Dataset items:
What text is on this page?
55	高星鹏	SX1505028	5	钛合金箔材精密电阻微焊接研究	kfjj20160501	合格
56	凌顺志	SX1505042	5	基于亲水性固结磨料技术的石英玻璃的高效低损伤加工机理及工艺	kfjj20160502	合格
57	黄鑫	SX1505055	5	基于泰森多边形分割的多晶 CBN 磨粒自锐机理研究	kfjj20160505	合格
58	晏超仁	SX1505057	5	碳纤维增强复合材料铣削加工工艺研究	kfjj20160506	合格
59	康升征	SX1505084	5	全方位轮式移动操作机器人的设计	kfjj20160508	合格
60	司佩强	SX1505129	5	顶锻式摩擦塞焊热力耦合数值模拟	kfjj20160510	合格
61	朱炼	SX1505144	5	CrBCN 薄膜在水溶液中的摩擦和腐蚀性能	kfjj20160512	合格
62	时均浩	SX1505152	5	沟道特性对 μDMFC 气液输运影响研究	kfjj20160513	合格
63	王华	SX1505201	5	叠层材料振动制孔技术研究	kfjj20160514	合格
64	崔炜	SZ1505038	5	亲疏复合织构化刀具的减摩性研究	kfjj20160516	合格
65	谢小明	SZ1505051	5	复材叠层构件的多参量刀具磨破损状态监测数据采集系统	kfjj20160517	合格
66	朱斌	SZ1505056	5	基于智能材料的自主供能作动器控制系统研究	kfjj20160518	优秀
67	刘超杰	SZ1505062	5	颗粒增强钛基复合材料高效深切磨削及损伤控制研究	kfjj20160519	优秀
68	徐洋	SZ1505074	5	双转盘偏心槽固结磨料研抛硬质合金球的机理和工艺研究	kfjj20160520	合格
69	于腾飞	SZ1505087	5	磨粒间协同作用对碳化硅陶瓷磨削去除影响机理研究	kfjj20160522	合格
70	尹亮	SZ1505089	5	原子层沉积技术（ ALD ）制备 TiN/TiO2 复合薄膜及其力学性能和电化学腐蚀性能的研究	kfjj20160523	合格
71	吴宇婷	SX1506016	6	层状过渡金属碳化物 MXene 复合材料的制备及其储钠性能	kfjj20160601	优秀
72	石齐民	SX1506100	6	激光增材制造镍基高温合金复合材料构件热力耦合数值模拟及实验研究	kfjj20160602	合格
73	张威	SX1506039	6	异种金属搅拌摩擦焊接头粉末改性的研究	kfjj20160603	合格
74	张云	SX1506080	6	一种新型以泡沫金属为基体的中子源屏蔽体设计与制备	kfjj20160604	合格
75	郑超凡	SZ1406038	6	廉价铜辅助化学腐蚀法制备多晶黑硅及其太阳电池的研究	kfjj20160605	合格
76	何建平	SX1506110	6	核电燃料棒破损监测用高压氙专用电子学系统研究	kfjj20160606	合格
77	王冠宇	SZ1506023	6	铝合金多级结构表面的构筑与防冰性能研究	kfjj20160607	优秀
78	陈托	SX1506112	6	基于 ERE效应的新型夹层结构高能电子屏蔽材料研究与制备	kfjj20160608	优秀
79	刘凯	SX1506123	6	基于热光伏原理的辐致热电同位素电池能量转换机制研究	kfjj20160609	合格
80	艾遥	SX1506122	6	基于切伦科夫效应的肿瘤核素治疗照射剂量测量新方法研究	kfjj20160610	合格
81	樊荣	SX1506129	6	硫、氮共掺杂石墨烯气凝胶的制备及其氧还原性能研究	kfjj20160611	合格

...

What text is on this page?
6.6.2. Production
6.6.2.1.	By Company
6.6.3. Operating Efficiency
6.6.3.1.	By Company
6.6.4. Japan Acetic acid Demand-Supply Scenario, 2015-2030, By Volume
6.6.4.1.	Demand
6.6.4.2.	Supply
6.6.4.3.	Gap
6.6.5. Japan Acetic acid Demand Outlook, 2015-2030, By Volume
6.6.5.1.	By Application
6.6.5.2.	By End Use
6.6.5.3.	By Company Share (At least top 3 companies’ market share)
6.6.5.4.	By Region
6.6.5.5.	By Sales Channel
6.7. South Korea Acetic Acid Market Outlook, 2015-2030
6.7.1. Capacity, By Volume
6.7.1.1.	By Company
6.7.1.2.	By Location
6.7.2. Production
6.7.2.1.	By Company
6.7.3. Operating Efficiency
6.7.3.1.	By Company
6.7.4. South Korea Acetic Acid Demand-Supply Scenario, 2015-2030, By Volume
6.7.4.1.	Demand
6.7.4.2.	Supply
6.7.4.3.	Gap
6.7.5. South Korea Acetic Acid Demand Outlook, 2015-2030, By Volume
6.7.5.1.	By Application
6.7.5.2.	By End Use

• WHAT YOU SHOULD DO
Copy all lines from the listing that contain "Japan".

• OUTPUT OF THE EXERCISE
6.6.4. Japan Acetic acid Demand-Supply Scenario, 2015-2030, By Volume
6.6.5. Japan Acetic acid Demand Outlook, 2015-2030, By Volume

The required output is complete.